WHAT THE TASK REQUIRES => Wherever the word "областного" appears in the entries, copy the whole line.

TASK INPUTS =>
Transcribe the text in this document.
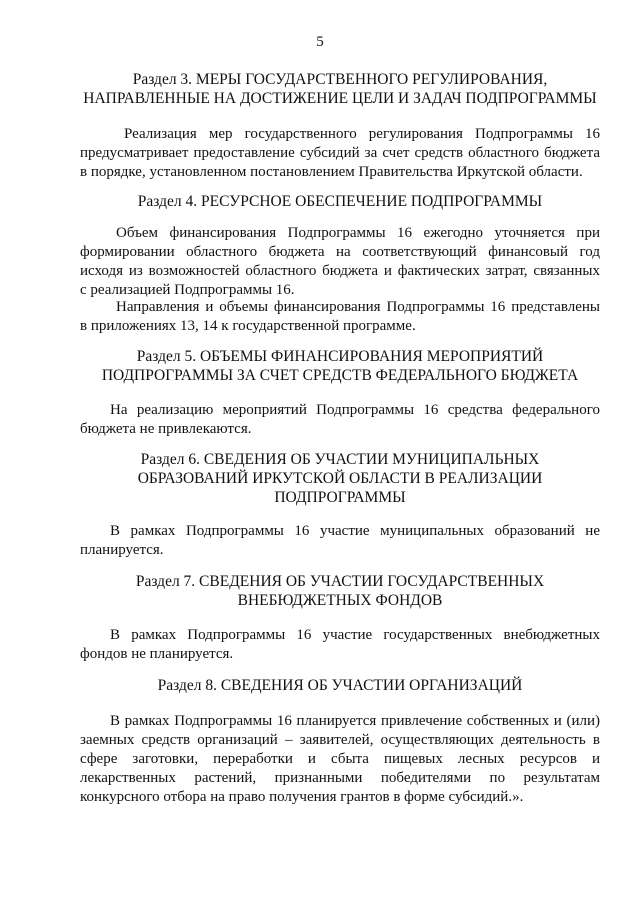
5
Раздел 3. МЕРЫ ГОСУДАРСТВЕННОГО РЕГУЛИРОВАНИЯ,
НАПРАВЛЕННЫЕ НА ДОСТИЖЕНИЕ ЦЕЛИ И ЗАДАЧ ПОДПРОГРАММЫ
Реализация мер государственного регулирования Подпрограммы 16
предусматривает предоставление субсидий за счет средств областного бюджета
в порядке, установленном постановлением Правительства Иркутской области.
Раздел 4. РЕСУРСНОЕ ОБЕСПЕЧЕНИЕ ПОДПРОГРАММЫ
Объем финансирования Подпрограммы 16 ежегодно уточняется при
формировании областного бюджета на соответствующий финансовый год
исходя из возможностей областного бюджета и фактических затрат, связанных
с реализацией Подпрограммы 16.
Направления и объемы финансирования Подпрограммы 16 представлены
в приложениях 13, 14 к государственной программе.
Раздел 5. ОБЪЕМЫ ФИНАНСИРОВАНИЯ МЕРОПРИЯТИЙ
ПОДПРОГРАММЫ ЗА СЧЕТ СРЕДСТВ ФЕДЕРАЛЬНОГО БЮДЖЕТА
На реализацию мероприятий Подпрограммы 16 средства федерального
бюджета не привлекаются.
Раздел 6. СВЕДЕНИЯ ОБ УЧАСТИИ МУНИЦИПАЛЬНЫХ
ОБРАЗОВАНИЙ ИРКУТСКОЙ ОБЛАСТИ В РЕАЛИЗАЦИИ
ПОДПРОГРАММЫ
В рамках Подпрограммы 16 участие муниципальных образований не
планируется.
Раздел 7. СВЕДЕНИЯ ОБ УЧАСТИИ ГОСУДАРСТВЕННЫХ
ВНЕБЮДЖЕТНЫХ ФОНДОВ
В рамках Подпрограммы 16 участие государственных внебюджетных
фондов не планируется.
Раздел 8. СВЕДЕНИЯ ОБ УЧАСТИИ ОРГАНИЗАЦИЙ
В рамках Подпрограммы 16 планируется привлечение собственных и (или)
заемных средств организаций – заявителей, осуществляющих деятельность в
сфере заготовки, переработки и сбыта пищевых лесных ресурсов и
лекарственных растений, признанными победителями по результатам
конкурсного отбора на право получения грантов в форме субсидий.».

SOLUTION TO THIS EXERCISE =>
предусматривает предоставление субсидий за счет средств областного бюджета
формировании областного бюджета на соответствующий финансовый год
исходя из возможностей областного бюджета и фактических затрат, связанных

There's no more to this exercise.